◆ **DATASET EXCERPTS**:

## Start

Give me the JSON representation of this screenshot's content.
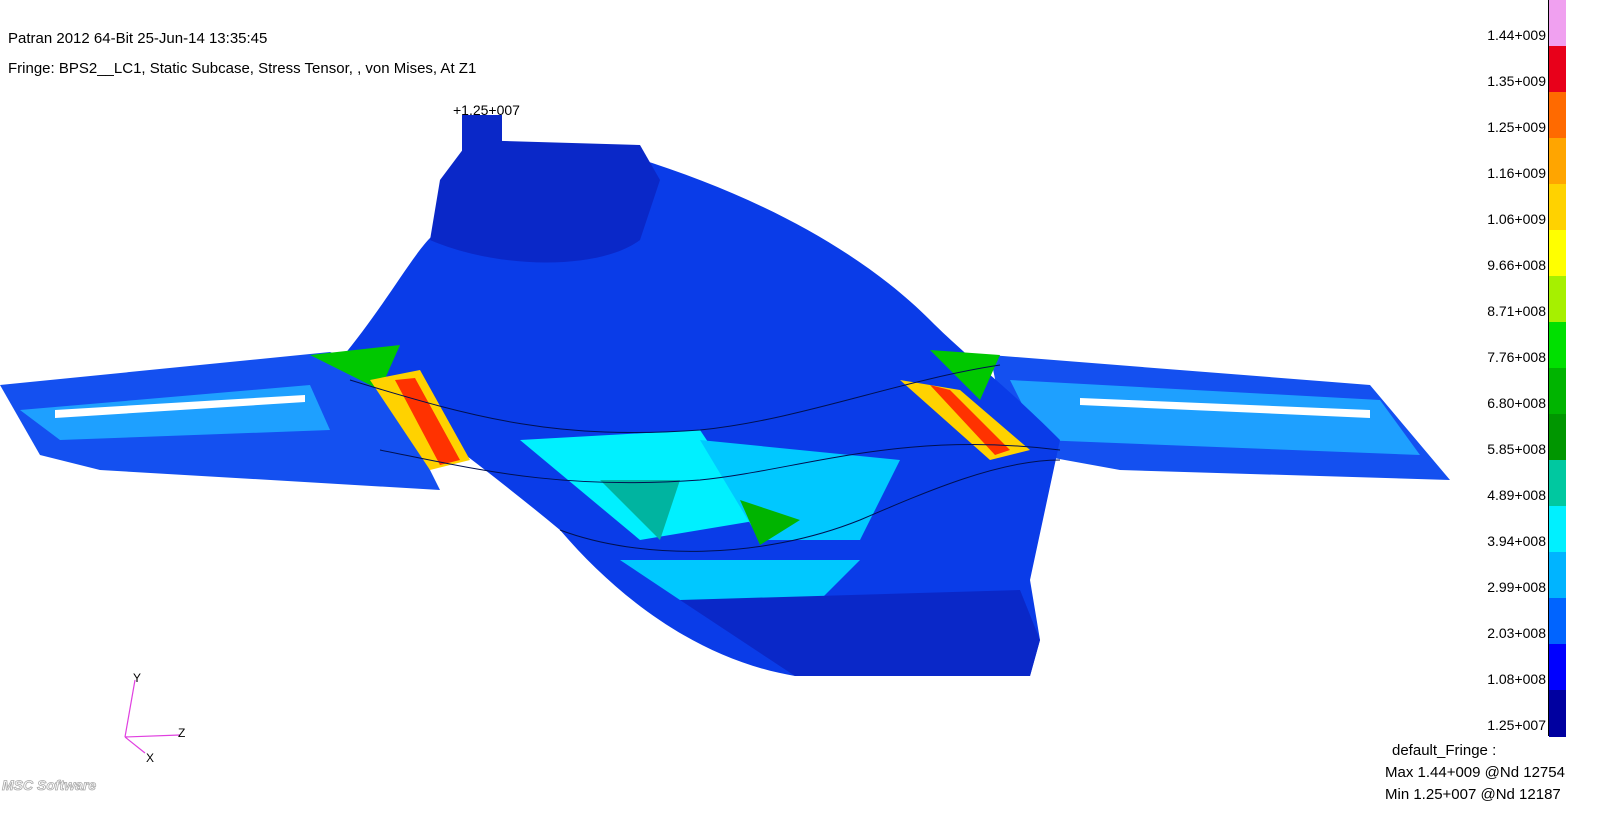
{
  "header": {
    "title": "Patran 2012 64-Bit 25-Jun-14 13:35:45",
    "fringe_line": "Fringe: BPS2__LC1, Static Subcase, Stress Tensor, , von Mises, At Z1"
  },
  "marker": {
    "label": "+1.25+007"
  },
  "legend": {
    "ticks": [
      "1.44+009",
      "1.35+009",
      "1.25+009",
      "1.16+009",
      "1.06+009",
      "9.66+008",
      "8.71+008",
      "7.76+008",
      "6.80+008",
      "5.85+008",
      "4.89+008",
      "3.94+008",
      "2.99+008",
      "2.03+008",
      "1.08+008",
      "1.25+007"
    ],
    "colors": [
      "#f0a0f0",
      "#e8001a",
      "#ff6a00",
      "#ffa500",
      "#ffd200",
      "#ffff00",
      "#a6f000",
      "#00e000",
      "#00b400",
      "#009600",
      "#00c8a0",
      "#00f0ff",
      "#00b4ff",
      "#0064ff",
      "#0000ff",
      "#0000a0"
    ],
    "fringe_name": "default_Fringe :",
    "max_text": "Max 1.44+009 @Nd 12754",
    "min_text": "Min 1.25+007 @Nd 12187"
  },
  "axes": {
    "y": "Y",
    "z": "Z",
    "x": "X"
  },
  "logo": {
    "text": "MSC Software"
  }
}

## End

◆ **EXERCISE DIRECTIONS**:
All of the data needs repeating exactly, but the pictures do not.

◆ **FULL SOLUTION**:
Give me the JSON representation of this screenshot's content.
{
  "header": {
    "title": "Patran 2012 64-Bit 25-Jun-14 13:35:45",
    "fringe_line": "Fringe: BPS2__LC1, Static Subcase, Stress Tensor, , von Mises, At Z1"
  },
  "marker": {
    "label": "+1.25+007"
  },
  "legend": {
    "ticks": [
      "1.44+009",
      "1.35+009",
      "1.25+009",
      "1.16+009",
      "1.06+009",
      "9.66+008",
      "8.71+008",
      "7.76+008",
      "6.80+008",
      "5.85+008",
      "4.89+008",
      "3.94+008",
      "2.99+008",
      "2.03+008",
      "1.08+008",
      "1.25+007"
    ],
    "colors": [
      "#f0a0f0",
      "#e8001a",
      "#ff6a00",
      "#ffa500",
      "#ffd200",
      "#ffff00",
      "#a6f000",
      "#00e000",
      "#00b400",
      "#009600",
      "#00c8a0",
      "#00f0ff",
      "#00b4ff",
      "#0064ff",
      "#0000ff",
      "#0000a0"
    ],
    "fringe_name": "default_Fringe :",
    "max_text": "Max 1.44+009 @Nd 12754",
    "min_text": "Min 1.25+007 @Nd 12187"
  },
  "axes": {
    "y": "Y",
    "z": "Z",
    "x": "X"
  },
  "logo": {
    "text": "MSC Software"
  }
}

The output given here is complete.